[WHAT THE TASK ASKS]:
Your task is to repeat the entries word for word while leaving out the pictures.

[Chart and figure data]:
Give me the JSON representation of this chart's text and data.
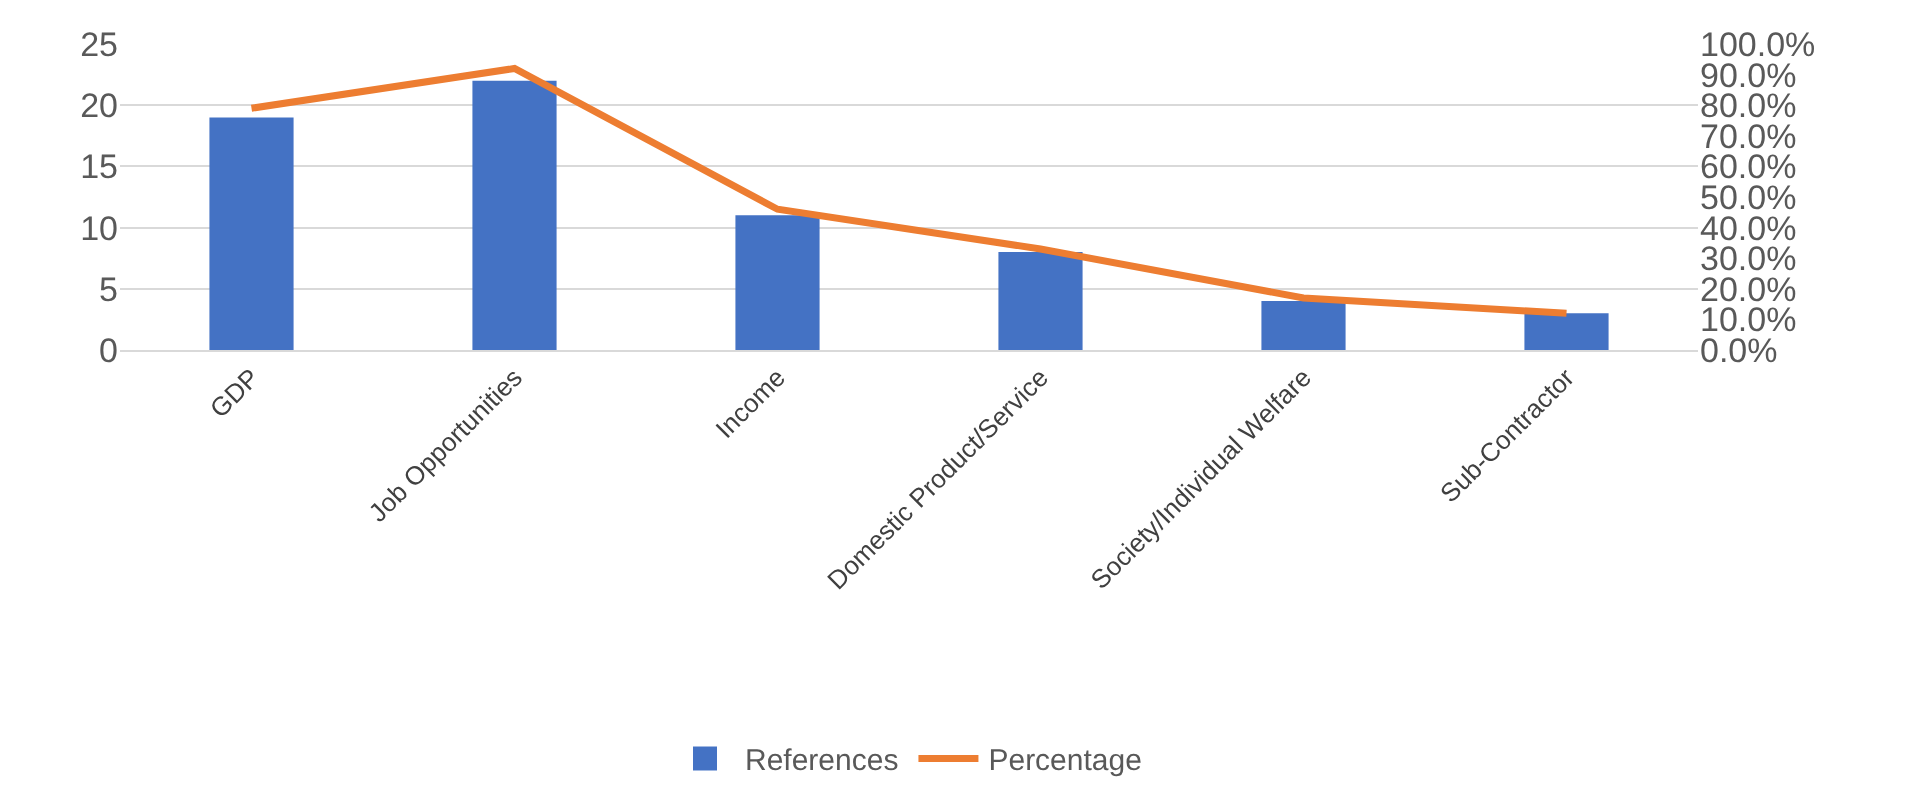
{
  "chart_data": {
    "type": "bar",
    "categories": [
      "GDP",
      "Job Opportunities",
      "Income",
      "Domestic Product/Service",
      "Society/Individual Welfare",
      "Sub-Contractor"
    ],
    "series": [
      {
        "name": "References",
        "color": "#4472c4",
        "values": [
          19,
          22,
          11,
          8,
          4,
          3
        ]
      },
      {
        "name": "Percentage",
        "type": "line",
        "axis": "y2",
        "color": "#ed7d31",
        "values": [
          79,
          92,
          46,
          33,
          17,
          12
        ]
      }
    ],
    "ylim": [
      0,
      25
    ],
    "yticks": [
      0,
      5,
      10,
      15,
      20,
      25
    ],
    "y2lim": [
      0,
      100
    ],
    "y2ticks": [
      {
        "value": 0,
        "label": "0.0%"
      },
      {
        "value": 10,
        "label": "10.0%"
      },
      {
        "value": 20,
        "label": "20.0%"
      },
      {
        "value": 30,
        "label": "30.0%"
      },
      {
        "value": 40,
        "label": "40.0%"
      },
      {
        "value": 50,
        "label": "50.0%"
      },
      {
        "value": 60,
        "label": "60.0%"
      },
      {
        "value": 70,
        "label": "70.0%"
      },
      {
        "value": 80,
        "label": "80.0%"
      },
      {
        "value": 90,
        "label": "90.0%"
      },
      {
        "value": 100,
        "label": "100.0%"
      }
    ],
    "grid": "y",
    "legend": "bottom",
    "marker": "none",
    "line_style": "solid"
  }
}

[ANSWER FOR THIS EXERCISE]:
Give me the JSON representation of this chart's text and data.
{
  "chart_data": {
    "type": "bar",
    "categories": [
      "GDP",
      "Job Opportunities",
      "Income",
      "Domestic Product/Service",
      "Society/Individual Welfare",
      "Sub-Contractor"
    ],
    "series": [
      {
        "name": "References",
        "color": "#4472c4",
        "values": [
          19,
          22,
          11,
          8,
          4,
          3
        ]
      },
      {
        "name": "Percentage",
        "type": "line",
        "axis": "y2",
        "color": "#ed7d31",
        "values": [
          79,
          92,
          46,
          33,
          17,
          12
        ]
      }
    ],
    "ylim": [
      0,
      25
    ],
    "yticks": [
      0,
      5,
      10,
      15,
      20,
      25
    ],
    "y2lim": [
      0,
      100
    ],
    "y2ticks": [
      {
        "value": 0,
        "label": "0.0%"
      },
      {
        "value": 10,
        "label": "10.0%"
      },
      {
        "value": 20,
        "label": "20.0%"
      },
      {
        "value": 30,
        "label": "30.0%"
      },
      {
        "value": 40,
        "label": "40.0%"
      },
      {
        "value": 50,
        "label": "50.0%"
      },
      {
        "value": 60,
        "label": "60.0%"
      },
      {
        "value": 70,
        "label": "70.0%"
      },
      {
        "value": 80,
        "label": "80.0%"
      },
      {
        "value": 90,
        "label": "90.0%"
      },
      {
        "value": 100,
        "label": "100.0%"
      }
    ],
    "grid": "y",
    "legend": "bottom",
    "marker": "none",
    "line_style": "solid"
  }
}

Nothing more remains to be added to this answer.